BEGIN EXTRACTED MATERIAL
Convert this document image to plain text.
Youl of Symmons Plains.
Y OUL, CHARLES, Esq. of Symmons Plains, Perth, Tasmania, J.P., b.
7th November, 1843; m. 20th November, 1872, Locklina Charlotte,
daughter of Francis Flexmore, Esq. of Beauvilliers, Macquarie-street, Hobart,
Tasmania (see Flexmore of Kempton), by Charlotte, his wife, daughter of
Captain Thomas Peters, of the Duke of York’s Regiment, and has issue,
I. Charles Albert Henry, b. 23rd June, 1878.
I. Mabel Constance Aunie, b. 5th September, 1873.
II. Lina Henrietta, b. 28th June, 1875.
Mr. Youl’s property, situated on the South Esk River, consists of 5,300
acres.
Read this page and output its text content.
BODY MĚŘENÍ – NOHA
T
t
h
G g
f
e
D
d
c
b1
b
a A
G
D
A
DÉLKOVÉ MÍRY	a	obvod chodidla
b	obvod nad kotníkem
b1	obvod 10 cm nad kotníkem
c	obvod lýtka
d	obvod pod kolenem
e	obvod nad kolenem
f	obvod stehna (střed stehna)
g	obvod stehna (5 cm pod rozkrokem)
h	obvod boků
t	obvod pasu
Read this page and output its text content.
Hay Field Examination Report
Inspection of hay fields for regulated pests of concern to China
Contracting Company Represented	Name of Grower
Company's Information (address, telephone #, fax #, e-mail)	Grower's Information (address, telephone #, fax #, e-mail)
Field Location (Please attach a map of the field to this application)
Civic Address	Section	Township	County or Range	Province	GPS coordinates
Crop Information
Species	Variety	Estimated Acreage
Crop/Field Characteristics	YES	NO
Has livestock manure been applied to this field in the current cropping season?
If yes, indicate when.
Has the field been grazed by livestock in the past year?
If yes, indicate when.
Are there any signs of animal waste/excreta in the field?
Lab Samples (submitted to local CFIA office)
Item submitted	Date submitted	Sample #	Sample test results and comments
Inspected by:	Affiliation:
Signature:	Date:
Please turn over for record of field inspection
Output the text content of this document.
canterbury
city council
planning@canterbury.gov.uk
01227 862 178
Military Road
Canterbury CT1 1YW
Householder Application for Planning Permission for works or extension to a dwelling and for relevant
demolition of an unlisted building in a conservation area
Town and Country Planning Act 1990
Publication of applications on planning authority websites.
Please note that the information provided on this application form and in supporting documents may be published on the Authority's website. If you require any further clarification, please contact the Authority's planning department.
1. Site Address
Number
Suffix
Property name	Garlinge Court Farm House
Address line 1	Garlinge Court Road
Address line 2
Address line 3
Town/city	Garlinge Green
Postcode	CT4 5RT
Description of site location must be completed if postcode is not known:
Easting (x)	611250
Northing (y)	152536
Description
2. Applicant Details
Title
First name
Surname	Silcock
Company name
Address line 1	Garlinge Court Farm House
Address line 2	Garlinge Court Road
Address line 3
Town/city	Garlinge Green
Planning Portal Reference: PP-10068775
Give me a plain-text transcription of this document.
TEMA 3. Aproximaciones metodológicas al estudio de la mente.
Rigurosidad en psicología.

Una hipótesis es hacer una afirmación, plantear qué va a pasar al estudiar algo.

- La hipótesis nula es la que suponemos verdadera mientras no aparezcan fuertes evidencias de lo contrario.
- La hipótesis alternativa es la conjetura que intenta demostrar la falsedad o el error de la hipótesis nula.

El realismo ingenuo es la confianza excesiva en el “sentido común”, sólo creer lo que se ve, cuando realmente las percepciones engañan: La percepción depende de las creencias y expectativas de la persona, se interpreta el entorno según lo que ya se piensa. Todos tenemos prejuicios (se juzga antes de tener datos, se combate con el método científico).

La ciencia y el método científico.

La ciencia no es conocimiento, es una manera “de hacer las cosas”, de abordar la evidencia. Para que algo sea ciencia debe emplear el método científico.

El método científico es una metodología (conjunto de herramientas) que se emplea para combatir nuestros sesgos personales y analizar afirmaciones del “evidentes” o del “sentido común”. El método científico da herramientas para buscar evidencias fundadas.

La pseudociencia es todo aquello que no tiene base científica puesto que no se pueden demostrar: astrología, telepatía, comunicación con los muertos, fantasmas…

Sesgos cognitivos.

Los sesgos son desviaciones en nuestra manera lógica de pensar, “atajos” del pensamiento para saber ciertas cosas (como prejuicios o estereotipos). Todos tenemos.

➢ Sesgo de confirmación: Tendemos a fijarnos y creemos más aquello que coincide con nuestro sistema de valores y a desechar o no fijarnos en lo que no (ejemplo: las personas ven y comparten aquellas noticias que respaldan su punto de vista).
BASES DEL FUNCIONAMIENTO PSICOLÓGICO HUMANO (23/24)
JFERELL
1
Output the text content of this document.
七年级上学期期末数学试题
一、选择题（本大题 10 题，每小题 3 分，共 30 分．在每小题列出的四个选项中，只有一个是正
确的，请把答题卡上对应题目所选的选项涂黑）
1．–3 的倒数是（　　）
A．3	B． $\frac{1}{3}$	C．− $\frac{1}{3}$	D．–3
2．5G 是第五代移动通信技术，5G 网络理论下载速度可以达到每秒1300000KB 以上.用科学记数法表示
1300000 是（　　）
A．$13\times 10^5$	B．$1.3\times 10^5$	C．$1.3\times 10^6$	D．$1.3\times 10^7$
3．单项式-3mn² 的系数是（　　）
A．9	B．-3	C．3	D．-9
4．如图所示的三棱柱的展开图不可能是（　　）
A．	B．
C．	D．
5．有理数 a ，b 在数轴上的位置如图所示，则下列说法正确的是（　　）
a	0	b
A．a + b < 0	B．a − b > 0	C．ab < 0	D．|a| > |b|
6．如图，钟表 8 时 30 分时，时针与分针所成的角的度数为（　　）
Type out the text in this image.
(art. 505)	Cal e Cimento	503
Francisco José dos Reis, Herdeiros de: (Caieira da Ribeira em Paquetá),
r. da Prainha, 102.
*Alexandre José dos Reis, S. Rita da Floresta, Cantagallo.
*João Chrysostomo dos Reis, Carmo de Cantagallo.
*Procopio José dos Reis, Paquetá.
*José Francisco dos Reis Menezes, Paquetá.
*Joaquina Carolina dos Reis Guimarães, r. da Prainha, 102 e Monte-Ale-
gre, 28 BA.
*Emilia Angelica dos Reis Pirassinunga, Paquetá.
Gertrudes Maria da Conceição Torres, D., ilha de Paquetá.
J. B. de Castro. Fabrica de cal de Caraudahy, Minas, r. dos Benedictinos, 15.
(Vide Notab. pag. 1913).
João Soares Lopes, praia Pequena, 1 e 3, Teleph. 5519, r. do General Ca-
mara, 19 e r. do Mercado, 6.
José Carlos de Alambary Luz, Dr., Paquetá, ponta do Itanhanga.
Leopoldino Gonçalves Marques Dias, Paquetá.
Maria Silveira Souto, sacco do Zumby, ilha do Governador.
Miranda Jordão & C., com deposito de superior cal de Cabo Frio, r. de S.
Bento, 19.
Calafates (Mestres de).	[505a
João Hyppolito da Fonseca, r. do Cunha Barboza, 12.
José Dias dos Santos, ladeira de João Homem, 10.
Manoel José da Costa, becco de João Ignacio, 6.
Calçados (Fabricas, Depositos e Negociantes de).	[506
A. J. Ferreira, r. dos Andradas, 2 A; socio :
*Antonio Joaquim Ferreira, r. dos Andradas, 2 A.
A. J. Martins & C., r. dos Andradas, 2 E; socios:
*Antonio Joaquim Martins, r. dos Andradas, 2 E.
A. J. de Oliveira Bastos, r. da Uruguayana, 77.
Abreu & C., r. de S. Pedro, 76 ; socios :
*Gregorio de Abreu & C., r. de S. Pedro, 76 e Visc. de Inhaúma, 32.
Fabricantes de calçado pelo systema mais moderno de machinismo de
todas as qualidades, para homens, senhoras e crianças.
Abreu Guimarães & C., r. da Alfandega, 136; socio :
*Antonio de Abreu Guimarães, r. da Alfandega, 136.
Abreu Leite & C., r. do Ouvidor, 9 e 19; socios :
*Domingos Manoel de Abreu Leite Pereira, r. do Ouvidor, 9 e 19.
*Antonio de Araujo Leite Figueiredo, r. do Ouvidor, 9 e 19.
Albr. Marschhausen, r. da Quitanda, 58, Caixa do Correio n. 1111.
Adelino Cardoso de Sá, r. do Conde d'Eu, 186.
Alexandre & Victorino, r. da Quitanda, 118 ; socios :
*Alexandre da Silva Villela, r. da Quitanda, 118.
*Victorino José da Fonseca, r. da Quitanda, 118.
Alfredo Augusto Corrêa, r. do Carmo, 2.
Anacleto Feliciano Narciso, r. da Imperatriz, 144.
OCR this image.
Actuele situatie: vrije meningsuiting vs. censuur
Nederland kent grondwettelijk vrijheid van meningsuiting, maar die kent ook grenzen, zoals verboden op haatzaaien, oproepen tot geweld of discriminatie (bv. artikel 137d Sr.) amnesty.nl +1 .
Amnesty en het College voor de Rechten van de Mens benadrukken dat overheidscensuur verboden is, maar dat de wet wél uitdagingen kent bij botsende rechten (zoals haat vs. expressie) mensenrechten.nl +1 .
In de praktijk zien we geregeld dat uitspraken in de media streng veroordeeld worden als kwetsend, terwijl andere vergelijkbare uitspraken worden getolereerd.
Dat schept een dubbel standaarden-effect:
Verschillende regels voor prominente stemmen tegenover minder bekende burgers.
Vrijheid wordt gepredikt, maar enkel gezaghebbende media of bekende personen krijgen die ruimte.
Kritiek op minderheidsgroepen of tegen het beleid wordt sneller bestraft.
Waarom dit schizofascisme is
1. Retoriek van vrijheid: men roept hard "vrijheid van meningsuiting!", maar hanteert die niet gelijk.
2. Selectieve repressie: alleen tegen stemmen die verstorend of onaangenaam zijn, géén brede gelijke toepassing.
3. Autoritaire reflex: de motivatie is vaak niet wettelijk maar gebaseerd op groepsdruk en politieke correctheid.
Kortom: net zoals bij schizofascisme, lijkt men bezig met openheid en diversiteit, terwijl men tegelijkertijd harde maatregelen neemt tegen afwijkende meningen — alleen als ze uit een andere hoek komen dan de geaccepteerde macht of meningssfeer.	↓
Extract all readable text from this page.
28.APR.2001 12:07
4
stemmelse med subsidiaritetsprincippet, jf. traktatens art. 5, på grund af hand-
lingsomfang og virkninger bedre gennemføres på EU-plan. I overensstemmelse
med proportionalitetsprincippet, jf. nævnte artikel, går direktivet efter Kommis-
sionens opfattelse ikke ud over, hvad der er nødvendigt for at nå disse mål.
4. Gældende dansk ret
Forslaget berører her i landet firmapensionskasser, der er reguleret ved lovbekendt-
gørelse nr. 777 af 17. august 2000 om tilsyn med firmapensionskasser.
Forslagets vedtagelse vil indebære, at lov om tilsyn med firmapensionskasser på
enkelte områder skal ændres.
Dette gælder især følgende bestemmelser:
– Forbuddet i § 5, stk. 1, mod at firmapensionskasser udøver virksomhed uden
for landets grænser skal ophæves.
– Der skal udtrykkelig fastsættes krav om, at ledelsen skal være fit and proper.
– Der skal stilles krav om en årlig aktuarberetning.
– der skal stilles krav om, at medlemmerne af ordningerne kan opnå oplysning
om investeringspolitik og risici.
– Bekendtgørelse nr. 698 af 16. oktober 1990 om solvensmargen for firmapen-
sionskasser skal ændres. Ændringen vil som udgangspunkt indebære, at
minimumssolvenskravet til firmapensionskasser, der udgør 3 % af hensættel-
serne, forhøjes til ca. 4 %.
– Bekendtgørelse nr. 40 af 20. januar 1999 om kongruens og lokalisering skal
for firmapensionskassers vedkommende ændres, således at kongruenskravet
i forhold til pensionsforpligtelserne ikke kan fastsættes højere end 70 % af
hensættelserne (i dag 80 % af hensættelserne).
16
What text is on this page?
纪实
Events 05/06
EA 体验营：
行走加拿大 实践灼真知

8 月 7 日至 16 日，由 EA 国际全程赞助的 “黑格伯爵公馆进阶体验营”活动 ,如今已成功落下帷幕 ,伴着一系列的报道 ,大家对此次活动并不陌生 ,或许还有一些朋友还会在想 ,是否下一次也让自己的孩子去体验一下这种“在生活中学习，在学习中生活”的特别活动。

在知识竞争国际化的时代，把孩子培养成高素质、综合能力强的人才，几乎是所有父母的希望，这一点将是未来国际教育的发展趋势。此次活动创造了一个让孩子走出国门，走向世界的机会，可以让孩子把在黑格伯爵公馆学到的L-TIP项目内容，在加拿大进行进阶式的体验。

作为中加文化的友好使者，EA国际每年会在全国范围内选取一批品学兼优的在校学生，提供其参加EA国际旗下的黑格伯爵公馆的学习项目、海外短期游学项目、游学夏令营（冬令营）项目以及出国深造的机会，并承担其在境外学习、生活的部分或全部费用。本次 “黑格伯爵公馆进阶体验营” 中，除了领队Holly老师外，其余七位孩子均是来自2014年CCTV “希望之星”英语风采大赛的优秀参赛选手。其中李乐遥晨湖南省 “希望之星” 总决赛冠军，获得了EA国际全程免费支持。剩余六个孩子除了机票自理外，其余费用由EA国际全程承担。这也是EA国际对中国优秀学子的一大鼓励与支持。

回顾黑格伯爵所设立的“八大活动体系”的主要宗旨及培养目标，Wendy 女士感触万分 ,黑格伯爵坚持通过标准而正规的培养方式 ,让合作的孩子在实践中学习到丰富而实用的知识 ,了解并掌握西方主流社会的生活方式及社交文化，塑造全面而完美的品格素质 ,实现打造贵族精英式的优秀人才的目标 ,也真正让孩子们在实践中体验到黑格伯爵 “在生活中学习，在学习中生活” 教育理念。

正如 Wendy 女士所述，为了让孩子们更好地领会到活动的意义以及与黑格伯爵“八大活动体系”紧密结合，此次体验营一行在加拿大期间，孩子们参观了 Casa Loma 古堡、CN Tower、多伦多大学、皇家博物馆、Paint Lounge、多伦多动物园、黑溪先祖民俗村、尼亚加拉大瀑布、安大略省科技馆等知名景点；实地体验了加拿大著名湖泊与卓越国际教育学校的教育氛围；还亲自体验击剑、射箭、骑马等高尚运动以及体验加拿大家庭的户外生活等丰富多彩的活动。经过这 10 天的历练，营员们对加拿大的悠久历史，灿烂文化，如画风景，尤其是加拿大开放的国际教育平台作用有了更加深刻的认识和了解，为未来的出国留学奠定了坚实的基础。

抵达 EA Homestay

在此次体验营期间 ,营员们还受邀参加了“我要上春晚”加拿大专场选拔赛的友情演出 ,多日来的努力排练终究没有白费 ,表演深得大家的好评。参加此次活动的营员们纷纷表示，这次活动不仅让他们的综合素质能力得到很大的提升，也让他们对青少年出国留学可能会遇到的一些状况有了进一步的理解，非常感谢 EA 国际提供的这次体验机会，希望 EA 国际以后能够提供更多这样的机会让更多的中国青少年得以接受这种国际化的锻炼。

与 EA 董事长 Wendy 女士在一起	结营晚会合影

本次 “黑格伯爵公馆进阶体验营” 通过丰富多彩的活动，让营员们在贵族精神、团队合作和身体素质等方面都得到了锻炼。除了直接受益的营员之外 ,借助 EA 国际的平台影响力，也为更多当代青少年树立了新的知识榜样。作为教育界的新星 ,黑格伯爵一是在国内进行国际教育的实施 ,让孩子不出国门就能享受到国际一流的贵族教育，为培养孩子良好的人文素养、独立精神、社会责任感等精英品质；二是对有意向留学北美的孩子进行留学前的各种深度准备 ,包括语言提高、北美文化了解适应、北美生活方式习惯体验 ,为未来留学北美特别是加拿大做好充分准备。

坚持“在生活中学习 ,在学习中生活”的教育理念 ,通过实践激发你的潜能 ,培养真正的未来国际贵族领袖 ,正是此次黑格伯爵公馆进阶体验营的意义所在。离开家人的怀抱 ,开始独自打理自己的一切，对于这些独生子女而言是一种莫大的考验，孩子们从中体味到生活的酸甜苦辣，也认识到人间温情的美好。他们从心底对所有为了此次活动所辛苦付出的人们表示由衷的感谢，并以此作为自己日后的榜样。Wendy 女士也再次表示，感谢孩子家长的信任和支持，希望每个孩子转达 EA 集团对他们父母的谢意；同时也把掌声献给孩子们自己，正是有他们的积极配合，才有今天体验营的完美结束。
END EXTRACTED MATERIAL
» **EXERCISE DETAILS**
Select every line in the records above that contains the word "stilles".

» **ANSWER IN FULL**
– Der skal stilles krav om en årlig aktuarberetning.
– der skal stilles krav om, at medlemmerne af ordningerne kan opnå oplysning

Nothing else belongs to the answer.